(Saved entries)
-----

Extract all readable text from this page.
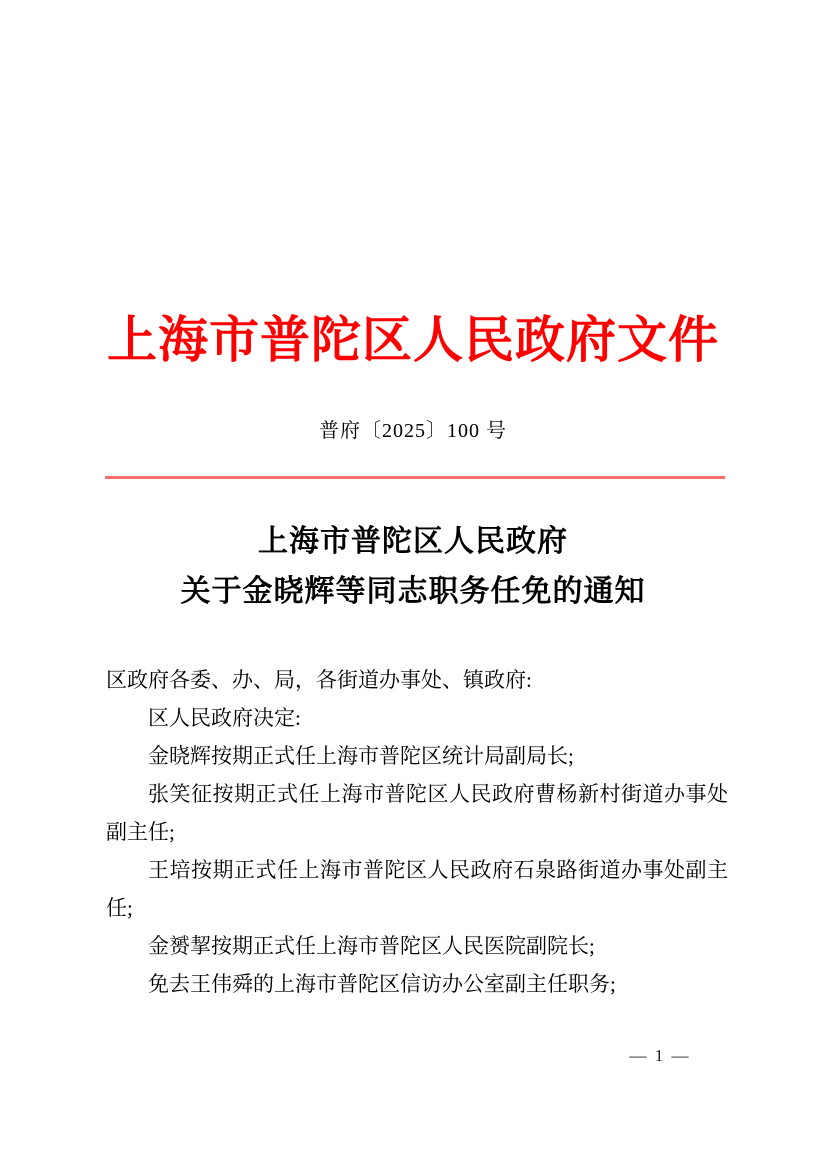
上海市普陀区人民政府文件
普府〔2025〕100 号
上海市普陀区人民政府
关于金晓辉等同志职务任免的通知

区政府各委、办、局，各街道办事处、镇政府:

区人民政府决定:

金晓辉按期正式任上海市普陀区统计局副局长;

张笑征按期正式任上海市普陀区人民政府曹杨新村街道办事处副主任;

王培按期正式任上海市普陀区人民政府石泉路街道办事处副主任;

金赟挈按期正式任上海市普陀区人民医院副院长;

免去王伟舜的上海市普陀区信访办公室副主任职务;

— 1 —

-----

● Job
Your task is to transcribe all of the records precisely, with no images included.

● Response to this exercise
Extract all readable text from this page.
上海市普陀区人民政府文件
普府〔2025〕100 号
上海市普陀区人民政府
关于金晓辉等同志职务任免的通知

区政府各委、办、局，各街道办事处、镇政府:

区人民政府决定:

金晓辉按期正式任上海市普陀区统计局副局长;

张笑征按期正式任上海市普陀区人民政府曹杨新村街道办事处副主任;

王培按期正式任上海市普陀区人民政府石泉路街道办事处副主任;

金赟挈按期正式任上海市普陀区人民医院副院长;

免去王伟舜的上海市普陀区信访办公室副主任职务;

— 1 —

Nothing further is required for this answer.